Despite the stunning advances in medicine during the last half century, over 25,000 children die each day for want of medicine that costs less than a cup of coffee.
A short list of infectious diseases treatable with inexpensive generic drugs accounts for 70-90% of all childhood illness and death in the developing world. Existing access to essential medicines for much of the poorest is woefully inadequate. A frightening percentage of the most vulnerable populations live hours, if not days from the nearest source of life saving medicines. Moreover, the current limited distribution often suffers from weak supply, a lack of rigorous quality control and unfair or simply inaccessible pricing. To address this yawning healthcare gap Scott Hillstrom and Eva Ombaka, Ph.D. founded The Child and Family Wellness Shops network (CFWshops) in 1997, adapting a traditional franchising model to the problem of distributing essential medicines in remote communities.

## WORK ITEM A:
Reproduce the passage on access to essential medicines word for word, starting at "A short list" and ending at "in remote communities.".
## WORK ITEM B:
According to the passage on access to essential medicines, in what year was the CFWshops network founded?

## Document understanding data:
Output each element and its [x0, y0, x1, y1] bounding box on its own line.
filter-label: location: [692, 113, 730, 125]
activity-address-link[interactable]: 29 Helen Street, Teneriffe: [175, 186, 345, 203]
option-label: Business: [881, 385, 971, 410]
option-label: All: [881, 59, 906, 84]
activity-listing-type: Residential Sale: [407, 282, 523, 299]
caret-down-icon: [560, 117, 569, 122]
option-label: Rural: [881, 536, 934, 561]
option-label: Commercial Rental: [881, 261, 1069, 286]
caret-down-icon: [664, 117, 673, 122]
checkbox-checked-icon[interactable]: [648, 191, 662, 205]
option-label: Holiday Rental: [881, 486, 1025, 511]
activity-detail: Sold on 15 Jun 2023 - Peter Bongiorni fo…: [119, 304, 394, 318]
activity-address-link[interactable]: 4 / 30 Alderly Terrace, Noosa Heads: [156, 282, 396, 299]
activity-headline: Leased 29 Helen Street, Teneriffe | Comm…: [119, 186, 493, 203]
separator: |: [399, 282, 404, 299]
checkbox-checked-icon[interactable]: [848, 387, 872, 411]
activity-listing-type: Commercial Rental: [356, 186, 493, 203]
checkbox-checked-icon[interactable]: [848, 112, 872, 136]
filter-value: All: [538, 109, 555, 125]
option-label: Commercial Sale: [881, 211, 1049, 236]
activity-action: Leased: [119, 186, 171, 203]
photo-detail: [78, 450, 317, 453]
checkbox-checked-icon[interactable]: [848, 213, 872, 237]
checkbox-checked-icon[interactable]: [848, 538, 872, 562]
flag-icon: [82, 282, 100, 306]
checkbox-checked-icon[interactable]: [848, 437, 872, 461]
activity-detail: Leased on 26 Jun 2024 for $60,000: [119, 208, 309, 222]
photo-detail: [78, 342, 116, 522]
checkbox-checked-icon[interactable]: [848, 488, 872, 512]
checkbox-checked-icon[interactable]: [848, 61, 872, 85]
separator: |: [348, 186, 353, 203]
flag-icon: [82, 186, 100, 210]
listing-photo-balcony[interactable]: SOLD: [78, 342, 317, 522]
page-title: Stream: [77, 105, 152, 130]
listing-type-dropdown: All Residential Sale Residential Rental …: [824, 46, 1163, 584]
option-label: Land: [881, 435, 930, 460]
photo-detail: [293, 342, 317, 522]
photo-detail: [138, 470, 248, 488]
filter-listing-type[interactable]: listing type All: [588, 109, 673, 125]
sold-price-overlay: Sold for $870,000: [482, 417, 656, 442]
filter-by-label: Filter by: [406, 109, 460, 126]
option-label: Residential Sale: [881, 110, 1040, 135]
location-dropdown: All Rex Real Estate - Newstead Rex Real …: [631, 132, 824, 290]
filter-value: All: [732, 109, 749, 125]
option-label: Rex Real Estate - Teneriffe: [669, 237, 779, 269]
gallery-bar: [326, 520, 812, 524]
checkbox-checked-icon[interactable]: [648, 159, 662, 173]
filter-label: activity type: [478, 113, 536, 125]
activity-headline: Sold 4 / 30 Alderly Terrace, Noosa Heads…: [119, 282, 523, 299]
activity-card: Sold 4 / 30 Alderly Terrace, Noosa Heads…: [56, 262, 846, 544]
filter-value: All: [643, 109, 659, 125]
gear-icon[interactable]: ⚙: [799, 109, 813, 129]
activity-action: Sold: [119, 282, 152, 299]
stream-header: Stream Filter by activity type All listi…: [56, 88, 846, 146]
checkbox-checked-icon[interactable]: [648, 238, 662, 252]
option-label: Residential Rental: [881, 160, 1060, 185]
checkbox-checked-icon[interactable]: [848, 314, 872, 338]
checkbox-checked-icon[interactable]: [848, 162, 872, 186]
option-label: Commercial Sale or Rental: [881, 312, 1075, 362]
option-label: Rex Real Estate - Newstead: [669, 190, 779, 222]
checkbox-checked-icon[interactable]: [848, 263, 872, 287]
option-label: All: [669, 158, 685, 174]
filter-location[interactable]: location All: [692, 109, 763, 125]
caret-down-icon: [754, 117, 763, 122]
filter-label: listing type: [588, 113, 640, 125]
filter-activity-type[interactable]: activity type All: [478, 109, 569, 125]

## WORKED SOLUTION A:
A short list of infectious diseases treatable with inexpensive generic drugs accounts for 70-90% of all childhood illness and death in the developing world. Existing access to essential medicines for much of the poorest is woefully inadequate. A frightening percentage of the most vulnerable populations live hours, if not days from the nearest source of life saving medicines. Moreover, the current limited distribution often suffers from weak supply, a lack of rigorous quality control and unfair or simply inaccessible pricing. To address this yawning healthcare gap Scott Hillstrom and Eva Ombaka, Ph.D. founded The Child and Family Wellness Shops network (CFWshops) in 1997, adapting a traditional franchising model to the problem of distributing essential medicines in remote communities.

## WORKED SOLUTION B:
1997